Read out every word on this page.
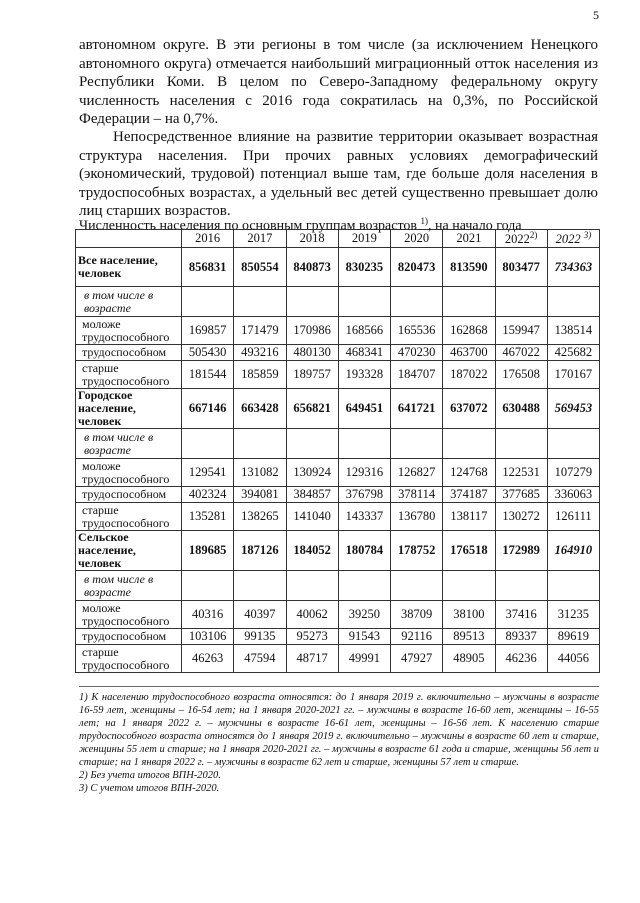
5

автономном округе. В эти регионы в том числе (за исключением Ненецкого автономного округа) отмечается наибольший миграционный отток населения из Республики Коми. В целом по Северо-Западному федеральному округу численность населения с 2016 года сократилась на 0,3%, по Российской Федерации – на 0,7%.

Непосредственное влияние на развитие территории оказывает возрастная структура населения. При прочих равных условиях демографический (экономический, трудовой) потенциал выше там, где больше доля населения в трудоспособных возрастах, а удельный вес детей существенно превышает долю лиц старших возрастов.

Численность населения по основным группам возрастов $^{1)}$, на начало года
	2016	2017	2018	2019	2020	2021	2022$^{2)}$	2022 $^{3)}$
Все население, человек	856831	850554	840873	830235	820473	813590	803477	734363
в том числе в возрасте								
моложе трудоспособного	169857	171479	170986	168566	165536	162868	159947	138514
трудоспособном	505430	493216	480130	468341	470230	463700	467022	425682
старше трудоспособного	181544	185859	189757	193328	184707	187022	176508	170167
Городское население, человек	667146	663428	656821	649451	641721	637072	630488	569453
в том числе в возрасте								
моложе трудоспособного	129541	131082	130924	129316	126827	124768	122531	107279
трудоспособном	402324	394081	384857	376798	378114	374187	377685	336063
старше трудоспособного	135281	138265	141040	143337	136780	138117	130272	126111
Сельское население, человек	189685	187126	184052	180784	178752	176518	172989	164910
в том числе в возрасте								
моложе трудоспособного	40316	40397	40062	39250	38709	38100	37416	31235
трудоспособном	103106	99135	95273	91543	92116	89513	89337	89619
старше трудоспособного	46263	47594	48717	49991	47927	48905	46236	44056

1) К населению трудоспособного возраста относятся: до 1 января 2019 г. включительно – мужчины в возрасте 16-59 лет, женщины – 16-54 лет; на 1 января 2020-2021 гг. – мужчины в возрасте 16-60 лет, женщины – 16-55 лет; на 1 января 2022 г. – мужчины в возрасте 16-61 лет, женщины – 16-56 лет. К населению старше трудоспособного возраста относятся до 1 января 2019 г. включительно – мужчины в возрасте 60 лет и старше, женщины 55 лет и старше; на 1 января 2020-2021 гг. – мужчины в возрасте 61 года и старше, женщины 56 лет и старше; на 1 января 2022 г. – мужчины в возрасте 62 лет и старше, женщины 57 лет и старше.

2) Без учета итогов ВПН-2020.

3) С учетом итогов ВПН-2020.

# # #

STATED TASK: Find every line in the listing that holds the string "итогов", then say how many there are as a bare number.

EXERCISE SOLUTION: 2